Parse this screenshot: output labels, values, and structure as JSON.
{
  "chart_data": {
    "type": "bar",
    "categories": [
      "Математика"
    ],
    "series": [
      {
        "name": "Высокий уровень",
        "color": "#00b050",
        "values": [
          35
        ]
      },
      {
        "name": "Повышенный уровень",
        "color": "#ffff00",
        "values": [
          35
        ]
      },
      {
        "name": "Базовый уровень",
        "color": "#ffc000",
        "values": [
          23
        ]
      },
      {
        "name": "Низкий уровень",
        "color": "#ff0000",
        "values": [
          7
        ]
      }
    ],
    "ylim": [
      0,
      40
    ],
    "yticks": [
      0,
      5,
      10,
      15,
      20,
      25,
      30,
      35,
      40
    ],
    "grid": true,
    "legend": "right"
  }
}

■ Exercise requirements: Print the material verbatim, all of it.

■ In response:
Parse this screenshot: output labels, values, and structure as JSON.
{
  "chart_data": {
    "type": "bar",
    "categories": [
      "Математика"
    ],
    "series": [
      {
        "name": "Высокий уровень",
        "color": "#00b050",
        "values": [
          35
        ]
      },
      {
        "name": "Повышенный уровень",
        "color": "#ffff00",
        "values": [
          35
        ]
      },
      {
        "name": "Базовый уровень",
        "color": "#ffc000",
        "values": [
          23
        ]
      },
      {
        "name": "Низкий уровень",
        "color": "#ff0000",
        "values": [
          7
        ]
      }
    ],
    "ylim": [
      0,
      40
    ],
    "yticks": [
      0,
      5,
      10,
      15,
      20,
      25,
      30,
      35,
      40
    ],
    "grid": true,
    "legend": "right"
  }
}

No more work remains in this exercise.